--- START Given records ---

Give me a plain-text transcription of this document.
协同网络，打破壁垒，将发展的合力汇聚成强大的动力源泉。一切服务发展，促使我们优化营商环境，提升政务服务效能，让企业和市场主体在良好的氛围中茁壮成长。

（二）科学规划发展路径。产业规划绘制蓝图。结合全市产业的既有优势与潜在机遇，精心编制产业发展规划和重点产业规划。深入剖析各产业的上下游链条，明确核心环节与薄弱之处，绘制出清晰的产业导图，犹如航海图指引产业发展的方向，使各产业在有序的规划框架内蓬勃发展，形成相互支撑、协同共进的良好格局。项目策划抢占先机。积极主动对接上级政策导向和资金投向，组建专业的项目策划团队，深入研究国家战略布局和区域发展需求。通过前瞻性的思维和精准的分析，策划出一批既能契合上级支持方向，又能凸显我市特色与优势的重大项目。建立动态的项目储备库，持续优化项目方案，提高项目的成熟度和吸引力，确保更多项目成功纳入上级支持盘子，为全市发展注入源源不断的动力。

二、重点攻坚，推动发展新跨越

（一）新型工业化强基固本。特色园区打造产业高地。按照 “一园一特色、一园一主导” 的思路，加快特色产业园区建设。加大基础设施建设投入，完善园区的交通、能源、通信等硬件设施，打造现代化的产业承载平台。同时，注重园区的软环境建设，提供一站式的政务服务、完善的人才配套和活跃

--- END Given records ---

Return the entries in full, keeping every line exactly as it is.

_Expected output_
Give me a plain-text transcription of this document.
协同网络，打破壁垒，将发展的合力汇聚成强大的动力源泉。一切服务发展，促使我们优化营商环境，提升政务服务效能，让企业和市场主体在良好的氛围中茁壮成长。

（二）科学规划发展路径。产业规划绘制蓝图。结合全市产业的既有优势与潜在机遇，精心编制产业发展规划和重点产业规划。深入剖析各产业的上下游链条，明确核心环节与薄弱之处，绘制出清晰的产业导图，犹如航海图指引产业发展的方向，使各产业在有序的规划框架内蓬勃发展，形成相互支撑、协同共进的良好格局。项目策划抢占先机。积极主动对接上级政策导向和资金投向，组建专业的项目策划团队，深入研究国家战略布局和区域发展需求。通过前瞻性的思维和精准的分析，策划出一批既能契合上级支持方向，又能凸显我市特色与优势的重大项目。建立动态的项目储备库，持续优化项目方案，提高项目的成熟度和吸引力，确保更多项目成功纳入上级支持盘子，为全市发展注入源源不断的动力。

二、重点攻坚，推动发展新跨越

（一）新型工业化强基固本。特色园区打造产业高地。按照 “一园一特色、一园一主导” 的思路，加快特色产业园区建设。加大基础设施建设投入，完善园区的交通、能源、通信等硬件设施，打造现代化的产业承载平台。同时，注重园区的软环境建设，提供一站式的政务服务、完善的人才配套和活跃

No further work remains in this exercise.